■ **STATED PROBLEM**
Filter this data down to the lines that hold "structured", and copy them.

(Stored data)
────────

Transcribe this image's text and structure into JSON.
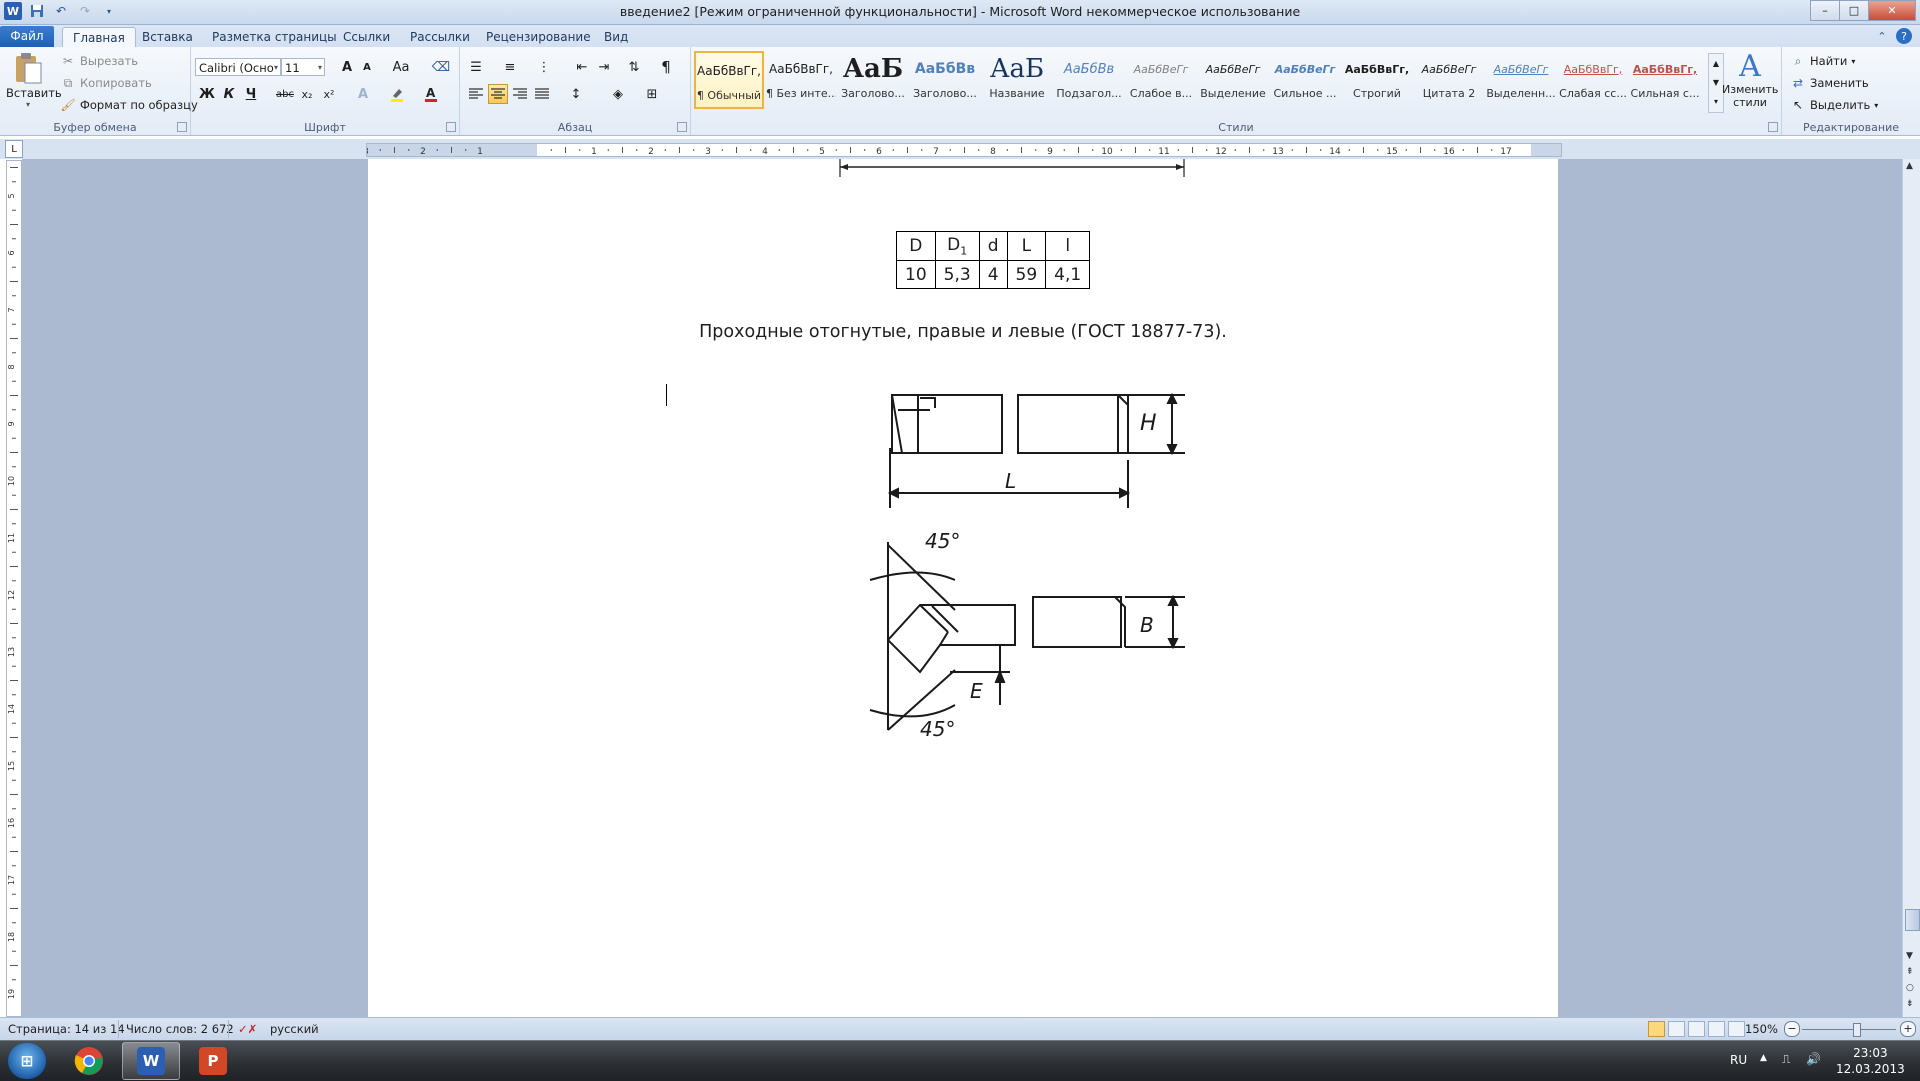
{
  "window": {
    "title": "введение2 [Режим ограниченной функциональности]  -  Microsoft Word некоммерческое использование",
    "minimize": "–",
    "maximize": "□",
    "close": "✕"
  },
  "qat": {
    "app_icon": "W",
    "save_icon": "save-icon",
    "undo_icon": "undo-icon",
    "redo_icon": "redo-icon",
    "customize_icon": "dropdown-icon"
  },
  "tabs": [
    {
      "label": "Файл"
    },
    {
      "label": "Главная"
    },
    {
      "label": "Вставка"
    },
    {
      "label": "Разметка страницы"
    },
    {
      "label": "Ссылки"
    },
    {
      "label": "Рассылки"
    },
    {
      "label": "Рецензирование"
    },
    {
      "label": "Вид"
    }
  ],
  "ribbon": {
    "clipboard": {
      "label": "Буфер обмена",
      "paste": "Вставить",
      "cut": "Вырезать",
      "copy": "Копировать",
      "format_painter": "Формат по образцу"
    },
    "font": {
      "label": "Шрифт",
      "font_name": "Calibri (Осно",
      "font_size": "11",
      "grow": "A",
      "shrink": "A",
      "case": "Aa",
      "bold": "Ж",
      "italic": "К",
      "underline": "Ч",
      "strike": "abc",
      "subscript": "x₂",
      "superscript": "x²"
    },
    "paragraph": {
      "label": "Абзац",
      "pilcrow": "¶"
    },
    "styles": {
      "label": "Стили",
      "items": [
        {
          "preview": "АаБбВвГг,",
          "name": "¶ Обычный"
        },
        {
          "preview": "АаБбВвГг,",
          "name": "¶ Без инте..."
        },
        {
          "preview": "АаБ",
          "name": "Заголово..."
        },
        {
          "preview": "АаБбВв",
          "name": "Заголово..."
        },
        {
          "preview": "АаБ",
          "name": "Название"
        },
        {
          "preview": "АаБбВв",
          "name": "Подзагол..."
        },
        {
          "preview": "АаБбВеГг",
          "name": "Слабое в..."
        },
        {
          "preview": "АаБбВеГг",
          "name": "Выделение"
        },
        {
          "preview": "АаБбВеГг",
          "name": "Сильное ..."
        },
        {
          "preview": "АаБбВвГг,",
          "name": "Строгий"
        },
        {
          "preview": "АаБбВеГг",
          "name": "Цитата 2"
        },
        {
          "preview": "АаБбВеГг",
          "name": "Выделенн..."
        },
        {
          "preview": "АаБбВвГг,",
          "name": "Слабая сс..."
        },
        {
          "preview": "АаБбВвГг,",
          "name": "Сильная с..."
        }
      ],
      "change_styles": "Изменить стили"
    },
    "editing": {
      "label": "Редактирование",
      "find": "Найти",
      "replace": "Заменить",
      "select": "Выделить"
    }
  },
  "ruler": {
    "h_numbers": [
      "3",
      "2",
      "1",
      "1",
      "2",
      "3",
      "4",
      "5",
      "6",
      "7",
      "8",
      "9",
      "10",
      "11",
      "12",
      "13",
      "14",
      "15",
      "16",
      "17"
    ],
    "v_numbers": [
      "5",
      "6",
      "7",
      "8",
      "9",
      "10",
      "11",
      "12",
      "13",
      "14",
      "15",
      "16",
      "17",
      "18",
      "19"
    ]
  },
  "document": {
    "table": {
      "headers": [
        "D",
        "D",
        "d",
        "L",
        "l"
      ],
      "header_sub": "1",
      "row": [
        "10",
        "5,3",
        "4",
        "59",
        "4,1"
      ]
    },
    "caption": "Проходные отогнутые, правые и левые (ГОСТ 18877-73).",
    "drawing_labels": {
      "h": "H",
      "l": "L",
      "b": "B",
      "e": "E",
      "angle_top": "45°",
      "angle_bottom": "45°"
    }
  },
  "statusbar": {
    "page": "Страница: 14 из 14",
    "words": "Число слов: 2 672",
    "language": "русский",
    "zoom": "150%"
  },
  "taskbar": {
    "lang": "RU",
    "time": "23:03",
    "date": "12.03.2013"
  }
}
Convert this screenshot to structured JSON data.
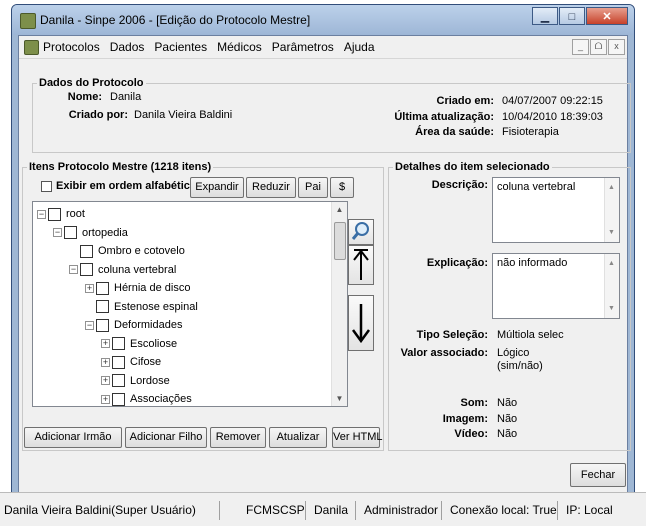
{
  "window": {
    "title": "Danila - Sinpe 2006 - [Edição do Protocolo Mestre]"
  },
  "menu": {
    "items": [
      "Protocolos",
      "Dados",
      "Pacientes",
      "Médicos",
      "Parâmetros",
      "Ajuda"
    ]
  },
  "protocol": {
    "legend": "Dados do Protocolo",
    "nome_label": "Nome:",
    "nome_value": "Danila",
    "criado_por_label": "Criado por:",
    "criado_por_value": "Danila Vieira Baldini",
    "criado_em_label": "Criado em:",
    "criado_em_value": "04/07/2007 09:22:15",
    "ultima_label": "Última atualização:",
    "ultima_value": "10/04/2010 18:39:03",
    "area_label": "Área da saúde:",
    "area_value": "Fisioterapia"
  },
  "items_panel": {
    "legend": "Itens Protocolo Mestre (1218 itens)",
    "alpha_label": "Exibir em ordem alfabética",
    "expand_label": "Expandir",
    "reduce_label": "Reduzir",
    "parent_label": "Pai",
    "dollar_label": "$",
    "tree": [
      {
        "label": "root",
        "level": 0,
        "expander": "−"
      },
      {
        "label": "ortopedia",
        "level": 1,
        "expander": "−"
      },
      {
        "label": "Ombro e cotovelo",
        "level": 2,
        "expander": ""
      },
      {
        "label": "coluna vertebral",
        "level": 2,
        "expander": "−"
      },
      {
        "label": "Hérnia de disco",
        "level": 3,
        "expander": "+"
      },
      {
        "label": "Estenose espinal",
        "level": 3,
        "expander": ""
      },
      {
        "label": "Deformidades",
        "level": 3,
        "expander": "−"
      },
      {
        "label": "Escoliose",
        "level": 4,
        "expander": "+"
      },
      {
        "label": "Cifose",
        "level": 4,
        "expander": "+"
      },
      {
        "label": "Lordose",
        "level": 4,
        "expander": "+"
      },
      {
        "label": "Associações",
        "level": 4,
        "expander": "+"
      }
    ],
    "add_sibling_label": "Adicionar Irmão",
    "add_child_label": "Adicionar Filho",
    "remove_label": "Remover",
    "update_label": "Atualizar",
    "view_html_label": "Ver HTML"
  },
  "details": {
    "legend": "Detalhes do item selecionado",
    "descricao_label": "Descrição:",
    "descricao_value": "coluna vertebral",
    "explicacao_label": "Explicação:",
    "explicacao_value": "não informado",
    "tipo_label": "Tipo Seleção:",
    "tipo_value": "Múltiola selec",
    "valor_label": "Valor associado:",
    "valor_value_1": "Lógico",
    "valor_value_2": "(sim/não)",
    "som_label": "Som:",
    "som_value": "Não",
    "imagem_label": "Imagem:",
    "imagem_value": "Não",
    "video_label": "Vídeo:",
    "video_value": "Não"
  },
  "close_label": "Fechar",
  "statusbar": {
    "user": "Danila Vieira Baldini(Super Usuário)",
    "db": "FCMSCSP",
    "login": "Danila",
    "role": "Administrador",
    "connection": "Conexão local: True",
    "ip": "IP: Local"
  },
  "icons": {
    "window_icon": "app-icon",
    "search": "magnifier-icon",
    "up": "up-arrow-icon",
    "down": "down-arrow-icon"
  }
}
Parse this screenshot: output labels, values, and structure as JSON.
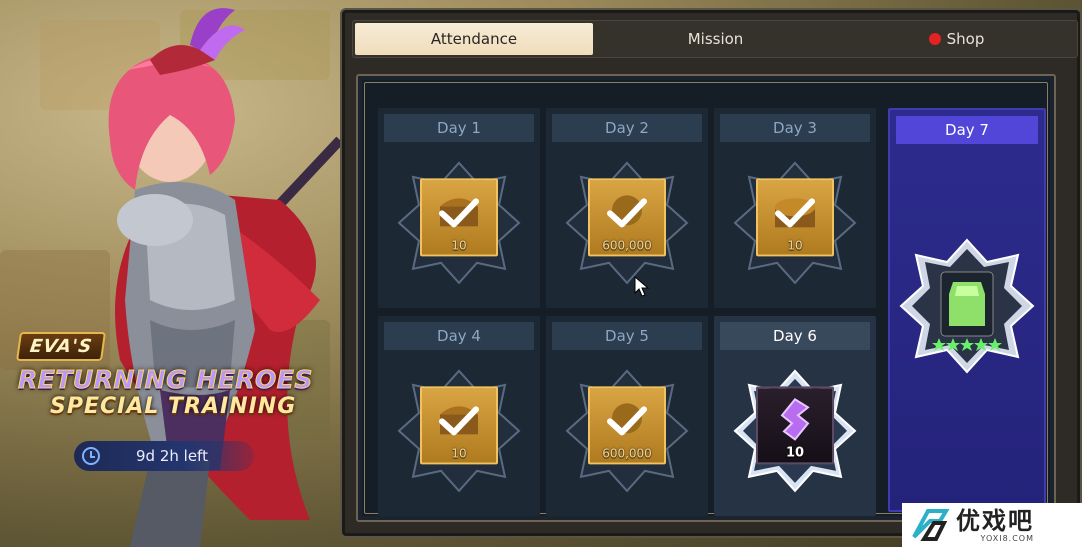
{
  "tabs": [
    {
      "label": "Attendance",
      "active": true
    },
    {
      "label": "Mission",
      "active": false
    },
    {
      "label": "Shop",
      "active": false,
      "has_notification": true
    }
  ],
  "event": {
    "owner": "EVA'S",
    "title": "RETURNING HEROES",
    "subtitle": "SPECIAL TRAINING",
    "time_left": "9d 2h left"
  },
  "days": [
    {
      "label": "Day 1",
      "quantity": "10",
      "claimed": true,
      "item": "chest-icon"
    },
    {
      "label": "Day 2",
      "quantity": "600,000",
      "claimed": true,
      "item": "gold-icon"
    },
    {
      "label": "Day 3",
      "quantity": "10",
      "claimed": true,
      "item": "treasure-icon"
    },
    {
      "label": "Day 4",
      "quantity": "10",
      "claimed": true,
      "item": "chest-icon"
    },
    {
      "label": "Day 5",
      "quantity": "600,000",
      "claimed": true,
      "item": "gold-icon"
    },
    {
      "label": "Day 6",
      "quantity": "10",
      "claimed": false,
      "today": true,
      "item": "crystal-icon"
    },
    {
      "label": "Day 7",
      "quantity": "",
      "claimed": false,
      "stars": 5,
      "item": "hero-card-icon"
    }
  ],
  "watermark": {
    "name": "优戏吧",
    "url": "YOXI8.COM"
  },
  "colors": {
    "accent_gold": "#d9a443",
    "day7_bg": "#2d2c8e",
    "day7_header": "#5146d8",
    "notification": "#e32222"
  }
}
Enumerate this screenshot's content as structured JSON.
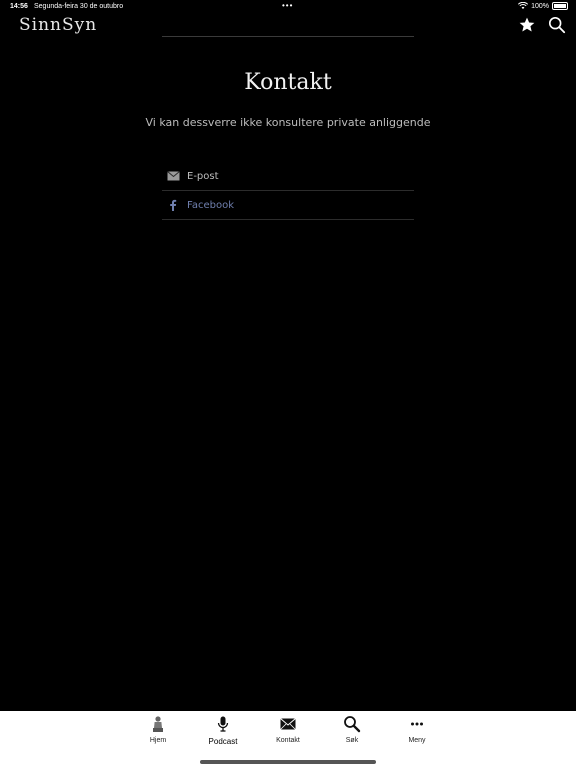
{
  "status_bar": {
    "time": "14:56",
    "date": "Segunda-feira 30 de outubro",
    "dots": "•••",
    "battery": "100%"
  },
  "header": {
    "logo_text": "SinnSyn"
  },
  "main": {
    "title": "Kontakt",
    "subtitle": "Vi kan dessverre ikke konsultere private anliggende",
    "contacts": [
      {
        "label": "E-post",
        "icon": "mail-icon"
      },
      {
        "label": "Facebook",
        "icon": "facebook-icon"
      }
    ]
  },
  "tab_bar": {
    "tabs": [
      {
        "label": "Hjem",
        "icon": "statue-icon"
      },
      {
        "label": "Podcast",
        "icon": "microphone-icon"
      },
      {
        "label": "Kontakt",
        "icon": "mail-icon"
      },
      {
        "label": "Søk",
        "icon": "search-icon"
      },
      {
        "label": "Meny",
        "icon": "more-icon"
      }
    ]
  },
  "colors": {
    "background": "#000000",
    "facebook_link": "#6f7fae",
    "tab_bar": "#ffffff"
  }
}
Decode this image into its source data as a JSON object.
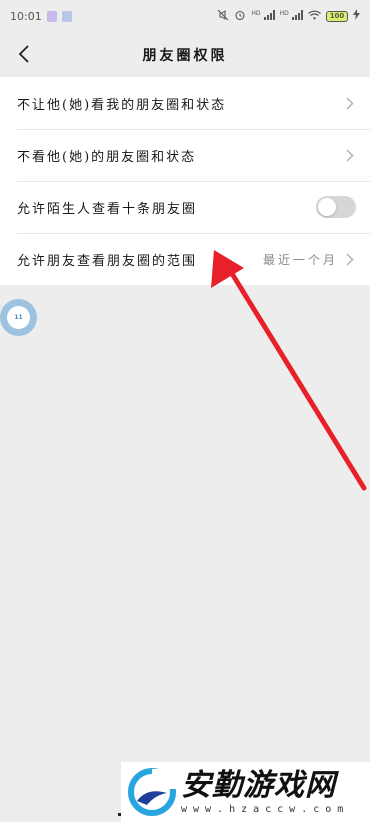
{
  "status_bar": {
    "time": "10:01",
    "network_label_1": "HD",
    "network_label_2": "HD",
    "battery_level": "100",
    "icons": [
      "app-notification-icon",
      "shield-icon",
      "mute-icon",
      "alarm-icon",
      "signal-icon",
      "signal-icon",
      "wifi-icon",
      "battery-icon",
      "charging-icon"
    ]
  },
  "header": {
    "title": "朋友圈权限",
    "back_icon": "chevron-left-icon"
  },
  "settings": {
    "items": [
      {
        "label": "不让他(她)看我的朋友圈和状态",
        "control": "chevron"
      },
      {
        "label": "不看他(她)的朋友圈和状态",
        "control": "chevron"
      },
      {
        "label": "允许陌生人查看十条朋友圈",
        "control": "toggle",
        "enabled": false
      },
      {
        "label": "允许朋友查看朋友圈的范围",
        "value": "最近一个月",
        "control": "chevron"
      }
    ]
  },
  "floating_button": {
    "text": "11"
  },
  "annotation": {
    "arrow_color": "#e8202a"
  },
  "watermark": {
    "title": "安勤游戏网",
    "url": "www.hzaccw.com"
  },
  "colors": {
    "background": "#ededed",
    "card": "#ffffff",
    "secondary_text": "#8a8a8a",
    "toggle_off": "#d6d6d6"
  }
}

────────

■ **EXERCISE RESPONSE**
Convert this screenshot to structured JSON data.
Enumerate this screenshot's content as structured JSON.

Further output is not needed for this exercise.